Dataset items
• • •
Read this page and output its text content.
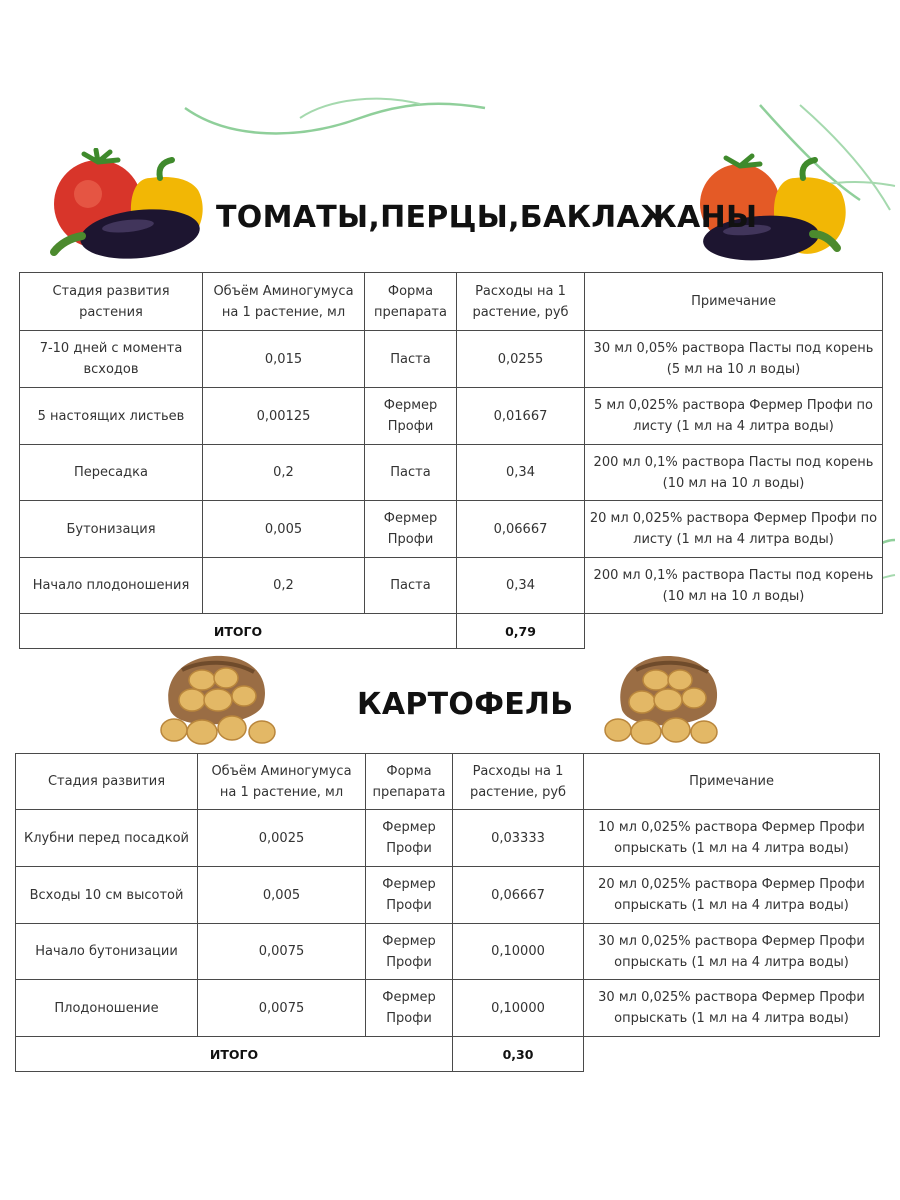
ТОМАТЫ,ПЕРЦЫ,БАКЛАЖАНЫ
Стадия развития растения	Объём Аминогумуса на 1 растение, мл	Форма препарата	Расходы на 1 растение, руб	Примечание
7-10 дней с момента всходов	0,015	Паста	0,0255	30 мл 0,05% раствора Пасты под корень (5 мл на 10 л воды)
5 настоящих листьев	0,00125	Фермер Профи	0,01667	5 мл 0,025% раствора Фермер Профи по листу (1 мл на 4 литра воды)
Пересадка	0,2	Паста	0,34	200 мл 0,1% раствора Пасты под корень (10 мл на 10 л воды)
Бутонизация	0,005	Фермер Профи	0,06667	20 мл 0,025% раствора Фермер Профи по листу (1 мл на 4 литра воды)
Начало плодоношения	0,2	Паста	0,34	200 мл 0,1% раствора Пасты под корень (10 мл на 10 л воды)
ИТОГО			0,79	
КАРТОФЕЛЬ
Стадия развития	Объём Аминогумуса на 1 растение, мл	Форма препарата	Расходы на 1 растение, руб	Примечание
Клубни перед посадкой	0,0025	Фермер Профи	0,03333	10 мл 0,025% раствора Фермер Профи опрыскать (1 мл на 4 литра воды)
Всходы 10 см высотой	0,005	Фермер Профи	0,06667	20 мл 0,025% раствора Фермер Профи опрыскать (1 мл на 4 литра воды)
Начало бутонизации	0,0075	Фермер Профи	0,10000	30 мл 0,025% раствора Фермер Профи опрыскать (1 мл на 4 литра воды)
Плодоношение	0,0075	Фермер Профи	0,10000	30 мл 0,025% раствора Фермер Профи опрыскать (1 мл на 4 литра воды)
ИТОГО			0,30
• • •
• [Direction] Leave the images out, please, and restate each line word for word.

• [Solution to this task]
Read this page and output its text content.
ТОМАТЫ,ПЕРЦЫ,БАКЛАЖАНЫ
Стадия развития растения	Объём Аминогумуса на 1 растение, мл	Форма препарата	Расходы на 1 растение, руб	Примечание
7-10 дней с момента всходов	0,015	Паста	0,0255	30 мл 0,05% раствора Пасты под корень (5 мл на 10 л воды)
5 настоящих листьев	0,00125	Фермер Профи	0,01667	5 мл 0,025% раствора Фермер Профи по листу (1 мл на 4 литра воды)
Пересадка	0,2	Паста	0,34	200 мл 0,1% раствора Пасты под корень (10 мл на 10 л воды)
Бутонизация	0,005	Фермер Профи	0,06667	20 мл 0,025% раствора Фермер Профи по листу (1 мл на 4 литра воды)
Начало плодоношения	0,2	Паста	0,34	200 мл 0,1% раствора Пасты под корень (10 мл на 10 л воды)
ИТОГО			0,79	
КАРТОФЕЛЬ
Стадия развития	Объём Аминогумуса на 1 растение, мл	Форма препарата	Расходы на 1 растение, руб	Примечание
Клубни перед посадкой	0,0025	Фермер Профи	0,03333	10 мл 0,025% раствора Фермер Профи опрыскать (1 мл на 4 литра воды)
Всходы 10 см высотой	0,005	Фермер Профи	0,06667	20 мл 0,025% раствора Фермер Профи опрыскать (1 мл на 4 литра воды)
Начало бутонизации	0,0075	Фермер Профи	0,10000	30 мл 0,025% раствора Фермер Профи опрыскать (1 мл на 4 литра воды)
Плодоношение	0,0075	Фермер Профи	0,10000	30 мл 0,025% раствора Фермер Профи опрыскать (1 мл на 4 литра воды)
ИТОГО			0,30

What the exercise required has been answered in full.